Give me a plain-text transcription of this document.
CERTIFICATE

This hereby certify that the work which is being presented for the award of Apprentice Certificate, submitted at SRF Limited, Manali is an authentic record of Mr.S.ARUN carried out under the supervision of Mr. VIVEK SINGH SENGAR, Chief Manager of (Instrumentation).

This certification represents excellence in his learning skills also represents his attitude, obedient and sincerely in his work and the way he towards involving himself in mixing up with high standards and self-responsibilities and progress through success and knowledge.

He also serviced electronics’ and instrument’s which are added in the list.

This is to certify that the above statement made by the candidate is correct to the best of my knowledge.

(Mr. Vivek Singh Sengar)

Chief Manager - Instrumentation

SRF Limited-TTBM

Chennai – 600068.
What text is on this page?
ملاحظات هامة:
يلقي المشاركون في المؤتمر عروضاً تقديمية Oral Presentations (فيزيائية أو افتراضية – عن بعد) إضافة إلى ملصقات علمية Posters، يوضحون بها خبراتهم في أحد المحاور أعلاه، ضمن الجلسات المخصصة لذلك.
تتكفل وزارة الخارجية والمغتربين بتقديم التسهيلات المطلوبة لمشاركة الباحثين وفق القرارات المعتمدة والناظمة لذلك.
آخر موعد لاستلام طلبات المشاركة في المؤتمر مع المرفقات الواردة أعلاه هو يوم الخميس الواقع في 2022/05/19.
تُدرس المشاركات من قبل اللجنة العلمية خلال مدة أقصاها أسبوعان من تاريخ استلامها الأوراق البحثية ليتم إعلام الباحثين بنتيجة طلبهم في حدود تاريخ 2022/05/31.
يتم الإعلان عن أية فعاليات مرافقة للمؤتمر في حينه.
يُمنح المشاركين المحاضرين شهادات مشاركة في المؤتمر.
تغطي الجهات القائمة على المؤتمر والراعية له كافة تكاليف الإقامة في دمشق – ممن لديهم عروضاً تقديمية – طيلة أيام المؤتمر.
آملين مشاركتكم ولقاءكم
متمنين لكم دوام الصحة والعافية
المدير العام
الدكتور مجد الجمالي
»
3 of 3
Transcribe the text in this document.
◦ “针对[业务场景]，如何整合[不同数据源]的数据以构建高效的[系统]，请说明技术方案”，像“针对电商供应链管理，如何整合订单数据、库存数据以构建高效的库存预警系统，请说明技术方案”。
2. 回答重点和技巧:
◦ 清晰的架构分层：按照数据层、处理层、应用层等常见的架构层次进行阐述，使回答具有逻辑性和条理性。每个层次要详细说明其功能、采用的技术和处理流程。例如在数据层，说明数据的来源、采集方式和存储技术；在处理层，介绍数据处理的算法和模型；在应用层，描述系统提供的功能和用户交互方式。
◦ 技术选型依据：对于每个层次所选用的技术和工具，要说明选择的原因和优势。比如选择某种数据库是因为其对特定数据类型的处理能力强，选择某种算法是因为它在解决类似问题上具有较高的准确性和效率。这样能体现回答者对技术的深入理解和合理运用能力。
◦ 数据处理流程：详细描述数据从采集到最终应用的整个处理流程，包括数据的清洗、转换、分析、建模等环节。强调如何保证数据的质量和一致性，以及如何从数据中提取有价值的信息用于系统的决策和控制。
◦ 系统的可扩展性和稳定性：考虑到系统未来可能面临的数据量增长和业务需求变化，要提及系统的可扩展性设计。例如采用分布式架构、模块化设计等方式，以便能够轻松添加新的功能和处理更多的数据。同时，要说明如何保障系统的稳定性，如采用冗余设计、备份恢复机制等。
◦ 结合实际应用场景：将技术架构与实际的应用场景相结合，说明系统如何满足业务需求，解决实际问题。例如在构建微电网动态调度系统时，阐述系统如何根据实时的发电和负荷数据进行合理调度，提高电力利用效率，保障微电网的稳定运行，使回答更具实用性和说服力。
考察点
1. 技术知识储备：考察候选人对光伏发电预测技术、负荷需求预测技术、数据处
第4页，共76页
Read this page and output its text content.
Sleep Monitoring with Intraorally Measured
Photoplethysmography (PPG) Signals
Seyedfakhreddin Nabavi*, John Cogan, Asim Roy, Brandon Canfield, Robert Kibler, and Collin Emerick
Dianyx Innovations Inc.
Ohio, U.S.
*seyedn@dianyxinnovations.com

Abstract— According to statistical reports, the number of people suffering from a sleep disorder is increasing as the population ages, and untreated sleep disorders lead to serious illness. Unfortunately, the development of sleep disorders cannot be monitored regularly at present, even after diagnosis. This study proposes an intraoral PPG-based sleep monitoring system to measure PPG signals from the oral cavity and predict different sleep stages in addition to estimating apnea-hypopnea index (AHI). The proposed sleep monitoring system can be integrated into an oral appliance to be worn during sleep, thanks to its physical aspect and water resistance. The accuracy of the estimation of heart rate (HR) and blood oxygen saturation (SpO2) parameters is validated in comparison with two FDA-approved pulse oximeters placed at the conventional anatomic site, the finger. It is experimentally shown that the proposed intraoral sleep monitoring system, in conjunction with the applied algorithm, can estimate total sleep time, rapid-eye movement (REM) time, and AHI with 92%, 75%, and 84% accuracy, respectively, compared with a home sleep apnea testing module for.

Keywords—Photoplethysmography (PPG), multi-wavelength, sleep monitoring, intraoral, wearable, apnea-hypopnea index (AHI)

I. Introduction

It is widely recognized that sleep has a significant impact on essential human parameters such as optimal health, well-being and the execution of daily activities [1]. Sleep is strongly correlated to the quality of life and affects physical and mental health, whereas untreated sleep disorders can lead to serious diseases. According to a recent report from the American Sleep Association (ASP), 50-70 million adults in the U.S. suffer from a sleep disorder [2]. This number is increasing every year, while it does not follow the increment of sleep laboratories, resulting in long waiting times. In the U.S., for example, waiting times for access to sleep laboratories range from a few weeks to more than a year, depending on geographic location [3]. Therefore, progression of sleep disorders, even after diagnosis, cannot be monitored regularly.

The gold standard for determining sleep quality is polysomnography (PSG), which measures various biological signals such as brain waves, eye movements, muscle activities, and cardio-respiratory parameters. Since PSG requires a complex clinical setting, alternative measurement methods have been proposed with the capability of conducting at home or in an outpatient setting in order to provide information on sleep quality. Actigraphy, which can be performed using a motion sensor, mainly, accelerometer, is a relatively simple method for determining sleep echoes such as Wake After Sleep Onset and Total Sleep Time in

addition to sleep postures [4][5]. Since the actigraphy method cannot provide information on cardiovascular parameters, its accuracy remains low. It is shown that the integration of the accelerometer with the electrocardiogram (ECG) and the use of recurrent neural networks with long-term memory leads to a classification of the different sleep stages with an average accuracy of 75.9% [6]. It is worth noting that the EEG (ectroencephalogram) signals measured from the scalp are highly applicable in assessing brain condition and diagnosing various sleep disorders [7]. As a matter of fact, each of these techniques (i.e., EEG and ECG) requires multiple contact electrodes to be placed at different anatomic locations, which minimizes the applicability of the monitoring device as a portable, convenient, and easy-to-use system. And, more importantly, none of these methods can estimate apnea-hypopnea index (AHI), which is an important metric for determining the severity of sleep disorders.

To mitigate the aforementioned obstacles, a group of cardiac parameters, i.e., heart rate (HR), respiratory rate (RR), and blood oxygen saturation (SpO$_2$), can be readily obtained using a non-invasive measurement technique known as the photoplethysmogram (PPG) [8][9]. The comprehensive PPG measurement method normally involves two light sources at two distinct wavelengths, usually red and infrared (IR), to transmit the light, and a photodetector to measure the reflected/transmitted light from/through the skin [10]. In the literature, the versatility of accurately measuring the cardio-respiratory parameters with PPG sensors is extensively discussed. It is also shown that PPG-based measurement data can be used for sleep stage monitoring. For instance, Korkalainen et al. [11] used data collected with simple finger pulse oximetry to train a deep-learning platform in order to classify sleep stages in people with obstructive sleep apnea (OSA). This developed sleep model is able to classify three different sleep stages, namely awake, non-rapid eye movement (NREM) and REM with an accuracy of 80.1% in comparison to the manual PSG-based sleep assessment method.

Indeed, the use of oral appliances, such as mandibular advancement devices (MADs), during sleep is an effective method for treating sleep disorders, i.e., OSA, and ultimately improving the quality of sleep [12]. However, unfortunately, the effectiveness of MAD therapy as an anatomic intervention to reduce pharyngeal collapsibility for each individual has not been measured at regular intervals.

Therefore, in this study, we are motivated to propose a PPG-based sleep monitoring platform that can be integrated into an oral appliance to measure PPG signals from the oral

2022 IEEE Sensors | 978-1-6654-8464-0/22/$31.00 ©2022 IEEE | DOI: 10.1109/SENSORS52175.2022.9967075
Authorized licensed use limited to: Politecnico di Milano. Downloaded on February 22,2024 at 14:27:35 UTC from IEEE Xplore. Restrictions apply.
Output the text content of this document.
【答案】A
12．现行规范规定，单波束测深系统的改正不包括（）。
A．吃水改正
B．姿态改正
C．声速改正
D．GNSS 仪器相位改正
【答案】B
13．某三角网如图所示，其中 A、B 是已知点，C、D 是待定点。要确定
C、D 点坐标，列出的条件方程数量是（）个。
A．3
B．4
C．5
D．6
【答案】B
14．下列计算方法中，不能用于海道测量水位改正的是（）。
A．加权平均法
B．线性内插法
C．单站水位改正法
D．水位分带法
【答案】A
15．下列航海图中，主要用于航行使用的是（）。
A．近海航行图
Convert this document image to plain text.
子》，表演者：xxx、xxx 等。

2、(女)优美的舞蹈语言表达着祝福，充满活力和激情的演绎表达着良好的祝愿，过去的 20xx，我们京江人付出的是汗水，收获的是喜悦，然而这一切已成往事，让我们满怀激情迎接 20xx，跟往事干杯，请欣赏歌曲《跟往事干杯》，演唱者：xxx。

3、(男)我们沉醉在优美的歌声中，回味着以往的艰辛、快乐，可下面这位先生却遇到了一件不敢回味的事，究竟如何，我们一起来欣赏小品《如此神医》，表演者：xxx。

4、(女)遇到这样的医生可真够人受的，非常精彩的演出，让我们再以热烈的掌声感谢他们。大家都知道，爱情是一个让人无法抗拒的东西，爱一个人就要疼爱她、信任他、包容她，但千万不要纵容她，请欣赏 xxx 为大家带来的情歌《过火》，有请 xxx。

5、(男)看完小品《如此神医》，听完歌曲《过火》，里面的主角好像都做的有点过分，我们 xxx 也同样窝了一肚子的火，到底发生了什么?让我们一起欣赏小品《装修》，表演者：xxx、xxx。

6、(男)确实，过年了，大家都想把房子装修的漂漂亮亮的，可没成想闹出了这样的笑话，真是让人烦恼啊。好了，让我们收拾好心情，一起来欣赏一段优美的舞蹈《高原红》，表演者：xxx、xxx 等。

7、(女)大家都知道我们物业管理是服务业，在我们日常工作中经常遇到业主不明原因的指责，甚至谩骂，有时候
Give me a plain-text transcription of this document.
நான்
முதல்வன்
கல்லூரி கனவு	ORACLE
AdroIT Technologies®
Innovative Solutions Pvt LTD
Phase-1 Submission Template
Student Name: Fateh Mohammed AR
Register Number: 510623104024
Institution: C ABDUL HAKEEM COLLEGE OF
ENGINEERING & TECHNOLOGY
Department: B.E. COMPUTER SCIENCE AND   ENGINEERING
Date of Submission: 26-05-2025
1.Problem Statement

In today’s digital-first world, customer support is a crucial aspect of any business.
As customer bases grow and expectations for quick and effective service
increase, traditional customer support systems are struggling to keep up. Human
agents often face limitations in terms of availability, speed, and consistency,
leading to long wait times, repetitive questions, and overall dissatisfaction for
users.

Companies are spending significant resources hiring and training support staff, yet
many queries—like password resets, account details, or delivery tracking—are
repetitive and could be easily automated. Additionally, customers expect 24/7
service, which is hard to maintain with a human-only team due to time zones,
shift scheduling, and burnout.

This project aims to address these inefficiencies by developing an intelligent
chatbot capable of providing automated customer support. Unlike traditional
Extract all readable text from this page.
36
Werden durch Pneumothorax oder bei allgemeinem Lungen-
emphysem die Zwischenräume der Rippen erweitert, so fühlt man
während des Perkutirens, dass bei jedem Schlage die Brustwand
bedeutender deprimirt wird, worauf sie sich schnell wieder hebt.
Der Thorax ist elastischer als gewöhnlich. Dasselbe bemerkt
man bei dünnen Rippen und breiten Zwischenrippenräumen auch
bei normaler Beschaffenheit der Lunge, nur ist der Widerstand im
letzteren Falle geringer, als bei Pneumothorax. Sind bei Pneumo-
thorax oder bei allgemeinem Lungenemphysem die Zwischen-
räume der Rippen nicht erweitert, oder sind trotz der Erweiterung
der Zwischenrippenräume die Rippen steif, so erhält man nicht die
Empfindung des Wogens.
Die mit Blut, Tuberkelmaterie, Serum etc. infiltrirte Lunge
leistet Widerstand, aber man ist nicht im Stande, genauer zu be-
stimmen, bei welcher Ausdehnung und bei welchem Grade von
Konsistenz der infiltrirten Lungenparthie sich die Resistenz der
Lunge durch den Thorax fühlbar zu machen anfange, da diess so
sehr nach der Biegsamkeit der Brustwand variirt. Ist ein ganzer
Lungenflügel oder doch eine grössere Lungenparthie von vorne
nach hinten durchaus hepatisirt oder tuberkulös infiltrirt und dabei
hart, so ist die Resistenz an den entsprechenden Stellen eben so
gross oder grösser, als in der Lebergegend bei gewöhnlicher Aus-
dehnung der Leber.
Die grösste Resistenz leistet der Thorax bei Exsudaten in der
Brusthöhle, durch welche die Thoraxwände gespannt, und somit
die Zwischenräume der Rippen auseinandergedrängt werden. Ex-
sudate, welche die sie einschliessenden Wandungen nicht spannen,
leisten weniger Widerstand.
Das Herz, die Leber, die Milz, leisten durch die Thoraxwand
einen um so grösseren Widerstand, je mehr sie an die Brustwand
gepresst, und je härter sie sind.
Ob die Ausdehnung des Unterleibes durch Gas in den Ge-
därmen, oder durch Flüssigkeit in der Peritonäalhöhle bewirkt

* * * * * * * * *

• _Short problem_
Check each line of the records for "Widerstand" and copy the ones that contain it.

• _Result for this task_
bei normaler Beschaffenheit der Lunge, nur ist der Widerstand im
leistet Widerstand, aber man ist nicht im Stande, genauer zu be-
leisten weniger Widerstand.
einen um so grösseren Widerstand, je mehr sie an die Brustwand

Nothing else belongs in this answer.